● **What the exercise asks**: Pick out each line of the records that includes the string "name", and copy it.

--- start Data rows ---

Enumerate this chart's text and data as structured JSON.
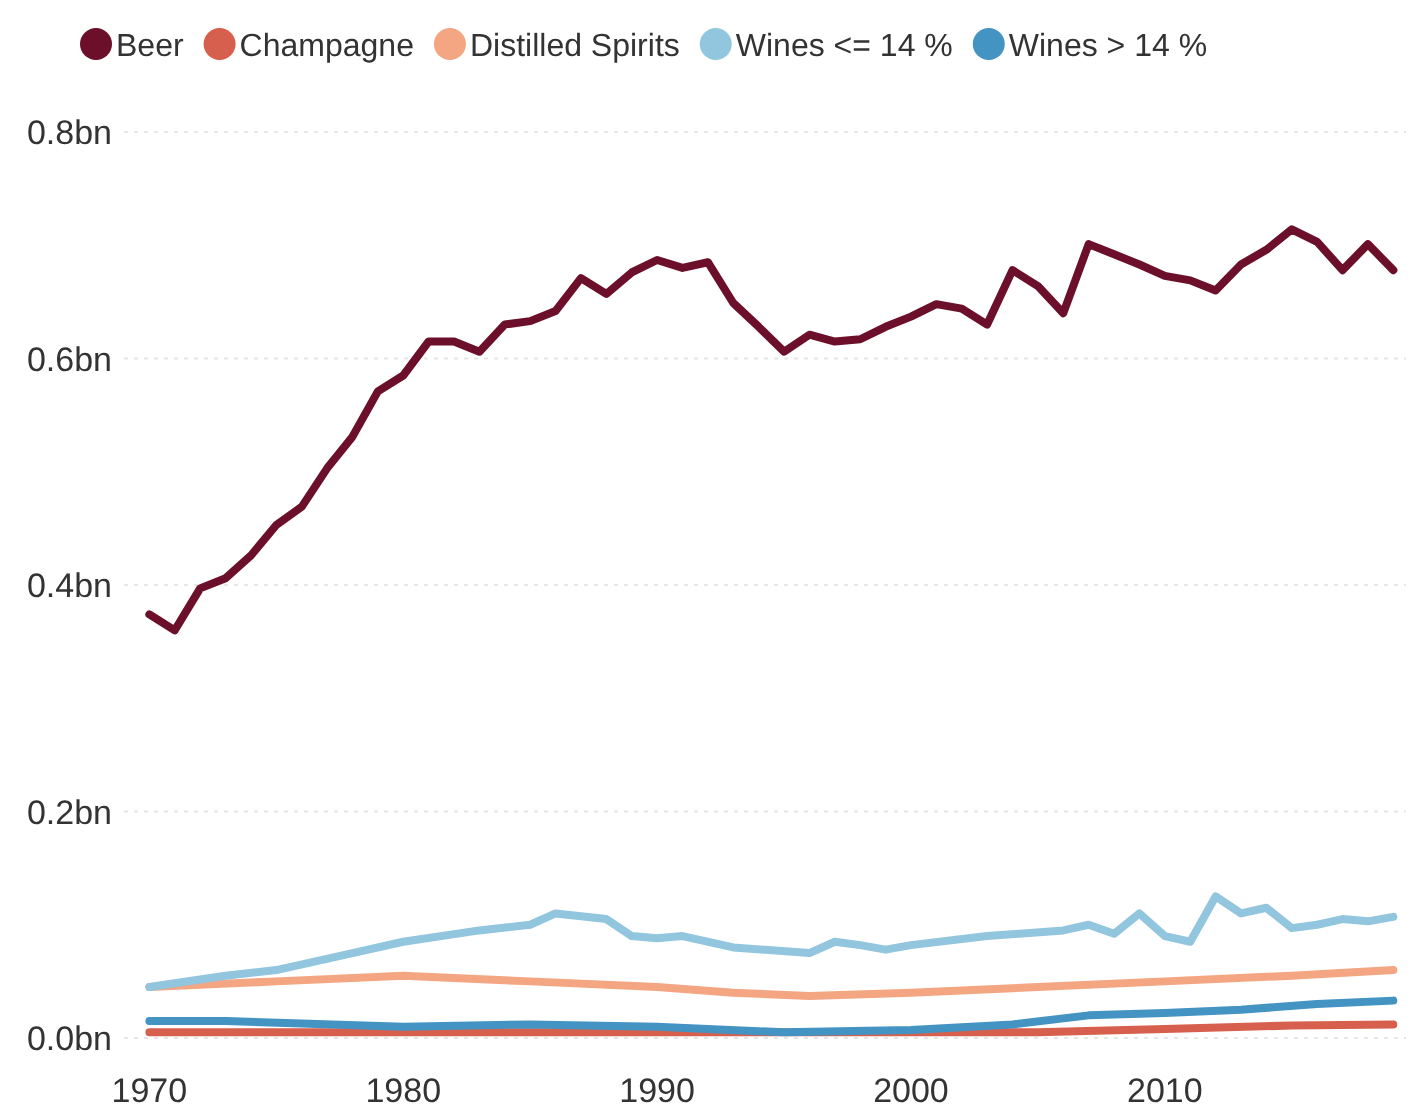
{
  "chart_data": {
    "type": "line",
    "xlim": [
      1969,
      2019.5
    ],
    "xticks": [
      1970,
      1980,
      1990,
      2000,
      2010
    ],
    "ylim": [
      0,
      0.8
    ],
    "yticks": [
      {
        "value": 0,
        "label": "0.0bn"
      },
      {
        "value": 0.2,
        "label": "0.2bn"
      },
      {
        "value": 0.4,
        "label": "0.4bn"
      },
      {
        "value": 0.6,
        "label": "0.6bn"
      },
      {
        "value": 0.8,
        "label": "0.8bn"
      }
    ],
    "grid": "y",
    "legend": "top",
    "marker": "none",
    "line_style": "solid",
    "series": [
      {
        "name": "Beer",
        "color": "#6b0f2a",
        "x": [
          1970,
          1971,
          1972,
          1973,
          1974,
          1975,
          1976,
          1977,
          1978,
          1979,
          1980,
          1981,
          1982,
          1983,
          1984,
          1985,
          1986,
          1987,
          1988,
          1989,
          1990,
          1991,
          1992,
          1993,
          1994,
          1995,
          1996,
          1997,
          1998,
          1999,
          2000,
          2001,
          2002,
          2003,
          2004,
          2005,
          2006,
          2007,
          2008,
          2009,
          2010,
          2011,
          2012,
          2013,
          2014,
          2015,
          2016,
          2017,
          2018,
          2019
        ],
        "values": [
          0.374,
          0.36,
          0.397,
          0.406,
          0.426,
          0.453,
          0.469,
          0.503,
          0.531,
          0.571,
          0.585,
          0.615,
          0.615,
          0.606,
          0.63,
          0.633,
          0.642,
          0.671,
          0.657,
          0.676,
          0.687,
          0.68,
          0.685,
          0.649,
          0.628,
          0.606,
          0.621,
          0.615,
          0.617,
          0.628,
          0.637,
          0.648,
          0.644,
          0.63,
          0.678,
          0.664,
          0.64,
          0.701,
          0.692,
          0.683,
          0.673,
          0.669,
          0.66,
          0.683,
          0.696,
          0.714,
          0.703,
          0.678,
          0.701,
          0.678
        ]
      },
      {
        "name": "Champagne",
        "color": "#d6604d",
        "x": [
          1970,
          1980,
          1990,
          2000,
          2005,
          2010,
          2015,
          2019
        ],
        "values": [
          0.005,
          0.005,
          0.005,
          0.005,
          0.005,
          0.008,
          0.011,
          0.012
        ]
      },
      {
        "name": "Distilled Spirits",
        "color": "#f4a582",
        "x": [
          1970,
          1975,
          1980,
          1985,
          1990,
          1993,
          1996,
          2000,
          2005,
          2010,
          2015,
          2019
        ],
        "values": [
          0.045,
          0.05,
          0.055,
          0.05,
          0.045,
          0.04,
          0.037,
          0.04,
          0.045,
          0.05,
          0.055,
          0.06
        ]
      },
      {
        "name": "Wines <= 14 %",
        "color": "#92c5de",
        "x": [
          1970,
          1973,
          1975,
          1978,
          1980,
          1983,
          1985,
          1986,
          1988,
          1989,
          1990,
          1991,
          1993,
          1996,
          1997,
          1998,
          1999,
          2000,
          2003,
          2006,
          2007,
          2008,
          2009,
          2010,
          2011,
          2012,
          2013,
          2014,
          2015,
          2016,
          2017,
          2018,
          2019
        ],
        "values": [
          0.045,
          0.055,
          0.06,
          0.075,
          0.085,
          0.095,
          0.1,
          0.11,
          0.105,
          0.09,
          0.088,
          0.09,
          0.08,
          0.075,
          0.085,
          0.082,
          0.078,
          0.082,
          0.09,
          0.095,
          0.1,
          0.092,
          0.11,
          0.09,
          0.085,
          0.125,
          0.11,
          0.115,
          0.097,
          0.1,
          0.105,
          0.103,
          0.107
        ]
      },
      {
        "name": "Wines > 14 %",
        "color": "#4393c3",
        "x": [
          1970,
          1973,
          1980,
          1985,
          1990,
          1995,
          2000,
          2004,
          2007,
          2010,
          2013,
          2016,
          2019
        ],
        "values": [
          0.015,
          0.015,
          0.01,
          0.012,
          0.01,
          0.005,
          0.007,
          0.012,
          0.02,
          0.022,
          0.025,
          0.03,
          0.033
        ]
      }
    ]
  }
}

--- end Data rows ---

● **Solution for this exercise**:
        "name": "Beer",
        "name": "Champagne",
        "name": "Distilled Spirits",
        "name": "Wines <= 14 %",
        "name": "Wines > 14 %",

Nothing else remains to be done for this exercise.